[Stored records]
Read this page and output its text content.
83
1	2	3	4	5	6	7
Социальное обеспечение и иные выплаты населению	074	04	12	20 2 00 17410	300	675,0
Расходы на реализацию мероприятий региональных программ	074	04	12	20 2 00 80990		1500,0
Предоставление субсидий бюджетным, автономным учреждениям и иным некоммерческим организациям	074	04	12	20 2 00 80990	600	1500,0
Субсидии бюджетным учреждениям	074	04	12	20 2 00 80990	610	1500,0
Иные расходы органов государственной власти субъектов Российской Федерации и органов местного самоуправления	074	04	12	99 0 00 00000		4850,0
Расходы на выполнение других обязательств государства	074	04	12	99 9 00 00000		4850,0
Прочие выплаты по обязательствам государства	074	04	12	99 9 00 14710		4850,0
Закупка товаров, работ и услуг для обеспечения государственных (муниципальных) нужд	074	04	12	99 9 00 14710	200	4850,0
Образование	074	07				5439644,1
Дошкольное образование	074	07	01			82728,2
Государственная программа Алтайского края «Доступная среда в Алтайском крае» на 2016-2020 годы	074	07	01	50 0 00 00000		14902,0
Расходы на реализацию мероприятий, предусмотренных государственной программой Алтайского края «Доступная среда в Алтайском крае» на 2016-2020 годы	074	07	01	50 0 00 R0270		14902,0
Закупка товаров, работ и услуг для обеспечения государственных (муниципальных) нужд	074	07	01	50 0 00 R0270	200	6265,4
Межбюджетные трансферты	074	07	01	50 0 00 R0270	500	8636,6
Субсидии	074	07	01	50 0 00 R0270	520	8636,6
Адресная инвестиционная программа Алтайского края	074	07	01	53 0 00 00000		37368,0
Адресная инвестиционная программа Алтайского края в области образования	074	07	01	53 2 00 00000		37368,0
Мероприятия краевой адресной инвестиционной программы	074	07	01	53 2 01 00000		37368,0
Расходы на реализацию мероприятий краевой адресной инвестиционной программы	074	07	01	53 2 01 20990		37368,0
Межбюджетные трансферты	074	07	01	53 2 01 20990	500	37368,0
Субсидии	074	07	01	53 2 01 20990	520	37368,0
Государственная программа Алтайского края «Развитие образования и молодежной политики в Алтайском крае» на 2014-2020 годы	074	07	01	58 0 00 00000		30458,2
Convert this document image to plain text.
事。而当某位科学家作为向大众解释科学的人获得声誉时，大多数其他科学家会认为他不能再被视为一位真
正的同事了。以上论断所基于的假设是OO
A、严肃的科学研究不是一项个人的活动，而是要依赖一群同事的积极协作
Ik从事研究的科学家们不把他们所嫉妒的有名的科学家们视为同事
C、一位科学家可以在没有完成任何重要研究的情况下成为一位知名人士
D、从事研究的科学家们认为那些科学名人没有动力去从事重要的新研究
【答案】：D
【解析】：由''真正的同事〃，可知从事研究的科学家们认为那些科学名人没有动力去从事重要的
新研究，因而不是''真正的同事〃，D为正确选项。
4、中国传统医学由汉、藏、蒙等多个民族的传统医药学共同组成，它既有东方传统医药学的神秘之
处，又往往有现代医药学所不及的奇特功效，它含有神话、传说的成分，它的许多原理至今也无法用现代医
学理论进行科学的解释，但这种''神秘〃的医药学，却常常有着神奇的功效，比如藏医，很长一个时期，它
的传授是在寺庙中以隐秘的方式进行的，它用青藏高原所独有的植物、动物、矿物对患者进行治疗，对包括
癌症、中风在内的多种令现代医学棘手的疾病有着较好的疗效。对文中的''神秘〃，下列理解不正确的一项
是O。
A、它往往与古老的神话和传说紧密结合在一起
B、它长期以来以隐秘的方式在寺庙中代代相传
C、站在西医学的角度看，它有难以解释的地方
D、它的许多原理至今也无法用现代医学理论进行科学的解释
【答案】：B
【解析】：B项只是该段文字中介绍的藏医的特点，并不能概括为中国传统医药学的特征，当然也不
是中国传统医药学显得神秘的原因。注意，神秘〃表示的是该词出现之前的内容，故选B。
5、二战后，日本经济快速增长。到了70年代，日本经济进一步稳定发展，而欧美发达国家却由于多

Given exercise: Print all the data exactly.

Answer for this exercise:
Read this page and output its text content.
83
1	2	3	4	5	6	7
Социальное обеспечение и иные выплаты населению	074	04	12	20 2 00 17410	300	675,0
Расходы на реализацию мероприятий региональных программ	074	04	12	20 2 00 80990		1500,0
Предоставление субсидий бюджетным, автономным учреждениям и иным некоммерческим организациям	074	04	12	20 2 00 80990	600	1500,0
Субсидии бюджетным учреждениям	074	04	12	20 2 00 80990	610	1500,0
Иные расходы органов государственной власти субъектов Российской Федерации и органов местного самоуправления	074	04	12	99 0 00 00000		4850,0
Расходы на выполнение других обязательств государства	074	04	12	99 9 00 00000		4850,0
Прочие выплаты по обязательствам государства	074	04	12	99 9 00 14710		4850,0
Закупка товаров, работ и услуг для обеспечения государственных (муниципальных) нужд	074	04	12	99 9 00 14710	200	4850,0
Образование	074	07				5439644,1
Дошкольное образование	074	07	01			82728,2
Государственная программа Алтайского края «Доступная среда в Алтайском крае» на 2016-2020 годы	074	07	01	50 0 00 00000		14902,0
Расходы на реализацию мероприятий, предусмотренных государственной программой Алтайского края «Доступная среда в Алтайском крае» на 2016-2020 годы	074	07	01	50 0 00 R0270		14902,0
Закупка товаров, работ и услуг для обеспечения государственных (муниципальных) нужд	074	07	01	50 0 00 R0270	200	6265,4
Межбюджетные трансферты	074	07	01	50 0 00 R0270	500	8636,6
Субсидии	074	07	01	50 0 00 R0270	520	8636,6
Адресная инвестиционная программа Алтайского края	074	07	01	53 0 00 00000		37368,0
Адресная инвестиционная программа Алтайского края в области образования	074	07	01	53 2 00 00000		37368,0
Мероприятия краевой адресной инвестиционной программы	074	07	01	53 2 01 00000		37368,0
Расходы на реализацию мероприятий краевой адресной инвестиционной программы	074	07	01	53 2 01 20990		37368,0
Межбюджетные трансферты	074	07	01	53 2 01 20990	500	37368,0
Субсидии	074	07	01	53 2 01 20990	520	37368,0
Государственная программа Алтайского края «Развитие образования и молодежной политики в Алтайском крае» на 2014-2020 годы	074	07	01	58 0 00 00000		30458,2
Convert this document image to plain text.
事。而当某位科学家作为向大众解释科学的人获得声誉时，大多数其他科学家会认为他不能再被视为一位真
正的同事了。以上论断所基于的假设是OO
A、严肃的科学研究不是一项个人的活动，而是要依赖一群同事的积极协作
Ik从事研究的科学家们不把他们所嫉妒的有名的科学家们视为同事
C、一位科学家可以在没有完成任何重要研究的情况下成为一位知名人士
D、从事研究的科学家们认为那些科学名人没有动力去从事重要的新研究
【答案】：D
【解析】：由''真正的同事〃，可知从事研究的科学家们认为那些科学名人没有动力去从事重要的
新研究，因而不是''真正的同事〃，D为正确选项。
4、中国传统医学由汉、藏、蒙等多个民族的传统医药学共同组成，它既有东方传统医药学的神秘之
处，又往往有现代医药学所不及的奇特功效，它含有神话、传说的成分，它的许多原理至今也无法用现代医
学理论进行科学的解释，但这种''神秘〃的医药学，却常常有着神奇的功效，比如藏医，很长一个时期，它
的传授是在寺庙中以隐秘的方式进行的，它用青藏高原所独有的植物、动物、矿物对患者进行治疗，对包括
癌症、中风在内的多种令现代医学棘手的疾病有着较好的疗效。对文中的''神秘〃，下列理解不正确的一项
是O。
A、它往往与古老的神话和传说紧密结合在一起
B、它长期以来以隐秘的方式在寺庙中代代相传
C、站在西医学的角度看，它有难以解释的地方
D、它的许多原理至今也无法用现代医学理论进行科学的解释
【答案】：B
【解析】：B项只是该段文字中介绍的藏医的特点，并不能概括为中国传统医药学的特征，当然也不
是中国传统医药学显得神秘的原因。注意，神秘〃表示的是该词出现之前的内容，故选B。
5、二战后，日本经济快速增长。到了70年代，日本经济进一步稳定发展，而欧美发达国家却由于多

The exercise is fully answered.